Collection entries:
────────────────────

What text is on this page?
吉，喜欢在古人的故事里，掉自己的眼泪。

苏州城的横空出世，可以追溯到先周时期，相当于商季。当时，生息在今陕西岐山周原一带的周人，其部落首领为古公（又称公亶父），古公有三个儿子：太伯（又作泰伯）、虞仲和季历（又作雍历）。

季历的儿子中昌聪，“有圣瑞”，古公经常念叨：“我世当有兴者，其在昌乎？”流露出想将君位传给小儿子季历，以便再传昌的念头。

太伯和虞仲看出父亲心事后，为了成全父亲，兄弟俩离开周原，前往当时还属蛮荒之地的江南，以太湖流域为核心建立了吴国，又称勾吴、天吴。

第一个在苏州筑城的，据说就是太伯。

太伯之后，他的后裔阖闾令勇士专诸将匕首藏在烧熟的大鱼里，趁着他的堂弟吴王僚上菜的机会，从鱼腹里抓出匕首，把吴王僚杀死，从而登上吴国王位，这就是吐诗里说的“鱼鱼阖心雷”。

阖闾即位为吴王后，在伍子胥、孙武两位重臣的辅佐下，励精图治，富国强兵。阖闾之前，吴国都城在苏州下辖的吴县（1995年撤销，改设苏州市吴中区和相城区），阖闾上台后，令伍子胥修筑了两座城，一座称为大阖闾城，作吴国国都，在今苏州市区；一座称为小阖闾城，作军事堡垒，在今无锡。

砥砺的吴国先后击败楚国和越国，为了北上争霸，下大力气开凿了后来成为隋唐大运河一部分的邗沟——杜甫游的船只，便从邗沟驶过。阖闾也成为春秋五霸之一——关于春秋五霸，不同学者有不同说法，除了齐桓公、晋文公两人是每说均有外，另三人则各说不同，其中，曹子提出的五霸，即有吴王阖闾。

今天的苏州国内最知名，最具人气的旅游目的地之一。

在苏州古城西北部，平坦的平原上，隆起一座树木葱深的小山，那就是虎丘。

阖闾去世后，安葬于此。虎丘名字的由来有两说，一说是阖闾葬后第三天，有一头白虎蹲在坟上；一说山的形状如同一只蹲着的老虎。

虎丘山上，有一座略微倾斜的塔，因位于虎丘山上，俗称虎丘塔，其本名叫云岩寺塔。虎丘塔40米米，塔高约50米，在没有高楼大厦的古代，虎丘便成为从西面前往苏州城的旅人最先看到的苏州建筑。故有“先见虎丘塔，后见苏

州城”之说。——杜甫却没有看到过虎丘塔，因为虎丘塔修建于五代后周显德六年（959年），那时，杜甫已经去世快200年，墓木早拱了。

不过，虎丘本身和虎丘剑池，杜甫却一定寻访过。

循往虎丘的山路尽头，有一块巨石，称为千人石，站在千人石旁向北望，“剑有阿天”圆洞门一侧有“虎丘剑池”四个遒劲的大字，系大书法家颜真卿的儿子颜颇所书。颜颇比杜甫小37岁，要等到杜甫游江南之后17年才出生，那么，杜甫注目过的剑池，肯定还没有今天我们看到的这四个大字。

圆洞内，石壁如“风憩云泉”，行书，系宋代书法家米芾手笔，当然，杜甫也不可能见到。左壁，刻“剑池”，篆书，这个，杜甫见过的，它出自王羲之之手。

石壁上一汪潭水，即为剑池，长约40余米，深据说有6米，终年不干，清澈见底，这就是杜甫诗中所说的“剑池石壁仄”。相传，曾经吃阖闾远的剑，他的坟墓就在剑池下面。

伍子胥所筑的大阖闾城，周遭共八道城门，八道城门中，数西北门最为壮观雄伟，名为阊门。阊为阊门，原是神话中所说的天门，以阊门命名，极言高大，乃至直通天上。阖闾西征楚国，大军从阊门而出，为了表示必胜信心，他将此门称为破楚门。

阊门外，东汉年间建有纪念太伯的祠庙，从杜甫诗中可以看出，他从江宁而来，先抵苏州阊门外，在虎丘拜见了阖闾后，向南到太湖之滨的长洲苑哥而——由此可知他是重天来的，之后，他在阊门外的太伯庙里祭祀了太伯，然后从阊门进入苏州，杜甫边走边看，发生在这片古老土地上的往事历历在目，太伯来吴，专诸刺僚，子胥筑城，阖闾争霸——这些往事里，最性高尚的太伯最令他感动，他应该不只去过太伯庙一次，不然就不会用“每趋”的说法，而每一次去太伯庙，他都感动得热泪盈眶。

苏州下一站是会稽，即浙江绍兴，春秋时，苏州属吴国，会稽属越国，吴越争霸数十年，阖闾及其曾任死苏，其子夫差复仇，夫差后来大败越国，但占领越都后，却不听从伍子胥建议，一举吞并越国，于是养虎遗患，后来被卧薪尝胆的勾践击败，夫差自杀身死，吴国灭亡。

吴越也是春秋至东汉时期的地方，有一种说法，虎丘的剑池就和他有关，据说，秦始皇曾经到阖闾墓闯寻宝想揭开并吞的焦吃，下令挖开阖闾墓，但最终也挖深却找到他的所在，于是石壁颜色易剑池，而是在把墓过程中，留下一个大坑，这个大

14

────────────────────

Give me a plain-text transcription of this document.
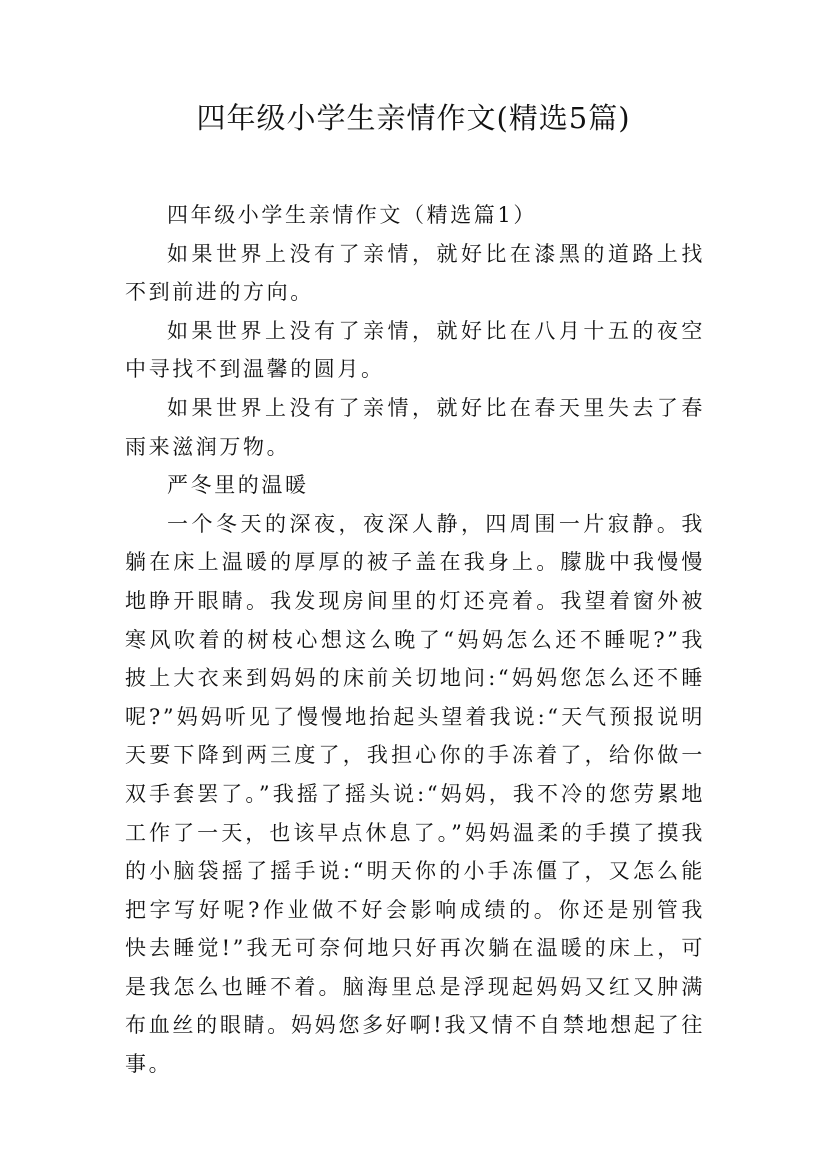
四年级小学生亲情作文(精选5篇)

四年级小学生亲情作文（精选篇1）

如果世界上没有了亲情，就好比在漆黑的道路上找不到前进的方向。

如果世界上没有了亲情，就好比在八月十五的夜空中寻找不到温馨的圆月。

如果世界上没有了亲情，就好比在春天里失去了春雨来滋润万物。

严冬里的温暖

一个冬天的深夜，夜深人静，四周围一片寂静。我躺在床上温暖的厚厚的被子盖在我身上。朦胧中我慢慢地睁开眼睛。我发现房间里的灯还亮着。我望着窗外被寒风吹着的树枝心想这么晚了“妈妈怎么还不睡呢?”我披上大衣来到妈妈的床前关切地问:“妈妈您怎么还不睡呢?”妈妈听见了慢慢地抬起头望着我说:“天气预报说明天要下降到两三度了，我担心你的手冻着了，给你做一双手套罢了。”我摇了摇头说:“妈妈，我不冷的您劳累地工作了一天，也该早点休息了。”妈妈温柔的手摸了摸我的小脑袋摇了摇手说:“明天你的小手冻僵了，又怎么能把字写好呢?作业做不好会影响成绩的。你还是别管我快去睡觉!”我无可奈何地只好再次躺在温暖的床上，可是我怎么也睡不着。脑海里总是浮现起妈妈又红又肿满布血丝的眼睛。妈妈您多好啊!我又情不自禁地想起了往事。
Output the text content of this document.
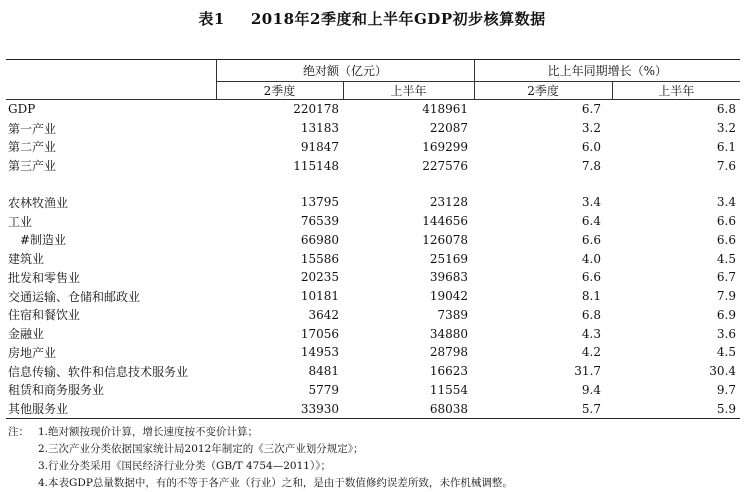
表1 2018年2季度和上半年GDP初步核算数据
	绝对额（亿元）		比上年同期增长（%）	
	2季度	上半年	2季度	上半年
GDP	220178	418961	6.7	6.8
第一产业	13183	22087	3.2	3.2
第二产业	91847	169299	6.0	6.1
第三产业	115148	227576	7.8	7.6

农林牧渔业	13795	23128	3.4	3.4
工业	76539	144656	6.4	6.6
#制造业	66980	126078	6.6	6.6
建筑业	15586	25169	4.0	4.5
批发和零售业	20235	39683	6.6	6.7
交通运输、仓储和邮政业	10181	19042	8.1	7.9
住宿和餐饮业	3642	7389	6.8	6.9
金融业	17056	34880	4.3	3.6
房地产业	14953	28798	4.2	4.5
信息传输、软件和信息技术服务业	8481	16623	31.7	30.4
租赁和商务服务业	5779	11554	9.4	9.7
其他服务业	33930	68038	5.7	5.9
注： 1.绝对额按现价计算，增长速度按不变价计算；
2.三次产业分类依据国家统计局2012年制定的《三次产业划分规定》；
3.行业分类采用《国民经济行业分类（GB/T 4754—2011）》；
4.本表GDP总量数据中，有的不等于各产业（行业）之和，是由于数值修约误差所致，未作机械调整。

────────────────────

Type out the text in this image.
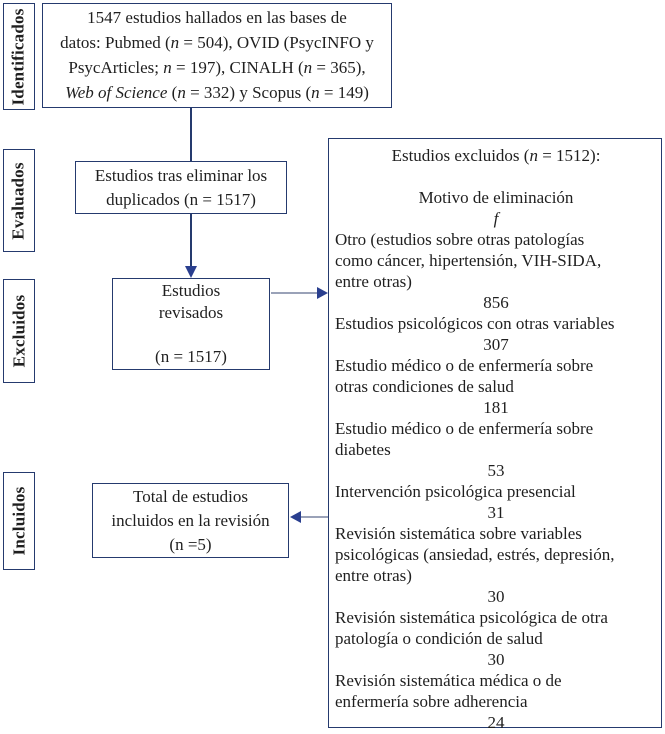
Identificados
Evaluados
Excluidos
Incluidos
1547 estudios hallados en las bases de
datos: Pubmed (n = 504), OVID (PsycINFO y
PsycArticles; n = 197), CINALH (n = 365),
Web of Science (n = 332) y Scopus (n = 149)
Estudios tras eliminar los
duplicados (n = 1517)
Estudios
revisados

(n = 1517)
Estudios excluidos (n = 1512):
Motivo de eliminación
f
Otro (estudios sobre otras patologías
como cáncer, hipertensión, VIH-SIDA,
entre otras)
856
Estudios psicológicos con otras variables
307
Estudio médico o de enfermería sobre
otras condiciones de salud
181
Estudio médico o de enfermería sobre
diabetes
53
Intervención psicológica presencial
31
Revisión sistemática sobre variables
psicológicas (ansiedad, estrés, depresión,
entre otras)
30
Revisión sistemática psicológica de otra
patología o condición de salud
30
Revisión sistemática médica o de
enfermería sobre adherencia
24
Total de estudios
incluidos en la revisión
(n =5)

────────────────────

§ SHORT EXERCISE: Pull out every line above that holds the word "sistemática".

§ RIGHT ANSWER:
Revisión sistemática sobre variables
Revisión sistemática psicológica de otra
Revisión sistemática médica o de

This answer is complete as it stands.